- EXERCISE TASK:
Wherever "color" appears in a line, copy that line.

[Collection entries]

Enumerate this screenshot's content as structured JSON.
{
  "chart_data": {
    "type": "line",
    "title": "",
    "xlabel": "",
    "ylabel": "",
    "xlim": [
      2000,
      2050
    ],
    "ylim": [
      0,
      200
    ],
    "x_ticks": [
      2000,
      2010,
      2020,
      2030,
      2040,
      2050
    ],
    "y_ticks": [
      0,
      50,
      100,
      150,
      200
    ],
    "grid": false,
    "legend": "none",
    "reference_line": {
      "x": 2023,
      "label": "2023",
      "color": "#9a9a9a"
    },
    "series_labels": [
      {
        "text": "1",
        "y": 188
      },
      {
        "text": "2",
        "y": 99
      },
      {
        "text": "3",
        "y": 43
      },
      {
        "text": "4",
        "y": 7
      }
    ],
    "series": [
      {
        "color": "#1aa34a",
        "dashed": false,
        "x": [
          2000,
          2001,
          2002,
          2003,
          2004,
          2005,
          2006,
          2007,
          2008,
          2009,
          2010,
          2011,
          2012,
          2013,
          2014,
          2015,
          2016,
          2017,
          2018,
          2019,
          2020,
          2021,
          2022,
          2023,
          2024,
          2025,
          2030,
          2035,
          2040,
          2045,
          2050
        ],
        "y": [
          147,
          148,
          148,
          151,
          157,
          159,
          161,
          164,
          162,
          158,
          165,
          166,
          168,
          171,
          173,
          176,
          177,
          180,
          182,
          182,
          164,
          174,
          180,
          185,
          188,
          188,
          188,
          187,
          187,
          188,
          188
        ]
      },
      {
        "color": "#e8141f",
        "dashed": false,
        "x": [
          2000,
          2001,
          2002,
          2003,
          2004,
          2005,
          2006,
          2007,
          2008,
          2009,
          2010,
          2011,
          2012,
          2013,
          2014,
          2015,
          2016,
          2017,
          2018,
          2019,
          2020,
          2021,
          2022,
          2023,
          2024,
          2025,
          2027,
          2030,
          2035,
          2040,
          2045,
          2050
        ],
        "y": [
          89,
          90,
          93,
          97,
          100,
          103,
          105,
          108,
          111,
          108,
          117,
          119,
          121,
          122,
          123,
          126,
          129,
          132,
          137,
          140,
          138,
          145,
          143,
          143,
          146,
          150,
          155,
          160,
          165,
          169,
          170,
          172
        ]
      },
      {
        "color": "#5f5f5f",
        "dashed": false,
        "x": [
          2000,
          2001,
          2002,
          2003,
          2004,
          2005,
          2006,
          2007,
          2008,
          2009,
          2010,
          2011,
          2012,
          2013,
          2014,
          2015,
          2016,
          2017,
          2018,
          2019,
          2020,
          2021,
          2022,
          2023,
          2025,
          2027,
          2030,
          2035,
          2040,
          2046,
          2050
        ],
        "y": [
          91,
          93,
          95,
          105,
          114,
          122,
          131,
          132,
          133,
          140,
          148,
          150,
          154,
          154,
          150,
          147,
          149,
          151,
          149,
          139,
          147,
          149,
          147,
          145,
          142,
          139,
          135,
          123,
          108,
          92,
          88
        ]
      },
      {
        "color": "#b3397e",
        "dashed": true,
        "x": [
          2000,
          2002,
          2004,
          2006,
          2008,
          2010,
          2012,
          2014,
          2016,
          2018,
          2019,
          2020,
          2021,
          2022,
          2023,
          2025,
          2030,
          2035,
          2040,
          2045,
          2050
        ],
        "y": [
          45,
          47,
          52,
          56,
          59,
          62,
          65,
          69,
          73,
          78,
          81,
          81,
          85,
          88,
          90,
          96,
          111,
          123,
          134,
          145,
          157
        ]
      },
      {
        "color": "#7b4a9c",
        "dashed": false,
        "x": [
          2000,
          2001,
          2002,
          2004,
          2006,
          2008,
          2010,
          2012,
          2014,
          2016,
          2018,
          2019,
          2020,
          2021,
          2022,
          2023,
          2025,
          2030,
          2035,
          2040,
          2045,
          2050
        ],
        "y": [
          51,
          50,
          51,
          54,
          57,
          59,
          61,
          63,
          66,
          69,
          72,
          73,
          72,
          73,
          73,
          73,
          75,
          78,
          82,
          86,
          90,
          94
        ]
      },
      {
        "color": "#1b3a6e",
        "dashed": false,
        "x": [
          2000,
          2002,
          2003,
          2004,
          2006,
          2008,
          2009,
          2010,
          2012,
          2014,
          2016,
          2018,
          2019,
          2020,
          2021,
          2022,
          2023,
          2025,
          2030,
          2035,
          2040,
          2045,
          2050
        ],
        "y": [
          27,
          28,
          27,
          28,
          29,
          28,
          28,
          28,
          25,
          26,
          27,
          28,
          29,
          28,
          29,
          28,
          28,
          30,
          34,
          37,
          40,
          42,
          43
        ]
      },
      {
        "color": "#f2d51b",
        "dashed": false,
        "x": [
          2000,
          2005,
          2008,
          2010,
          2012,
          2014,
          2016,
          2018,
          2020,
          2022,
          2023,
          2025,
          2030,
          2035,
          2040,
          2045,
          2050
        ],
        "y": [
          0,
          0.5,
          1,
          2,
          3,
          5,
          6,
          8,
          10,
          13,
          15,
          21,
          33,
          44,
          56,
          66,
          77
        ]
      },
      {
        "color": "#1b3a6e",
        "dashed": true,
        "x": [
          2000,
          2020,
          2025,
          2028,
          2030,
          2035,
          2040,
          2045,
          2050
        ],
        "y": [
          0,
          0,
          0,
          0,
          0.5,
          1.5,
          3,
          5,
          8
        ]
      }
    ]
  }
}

- EXERCISE SOLUTION:
      "color": "#9a9a9a"
        "color": "#1aa34a",
        "color": "#e8141f",
        "color": "#5f5f5f",
        "color": "#b3397e",
        "color": "#7b4a9c",
        "color": "#1b3a6e",
        "color": "#f2d51b",
        "color": "#1b3a6e",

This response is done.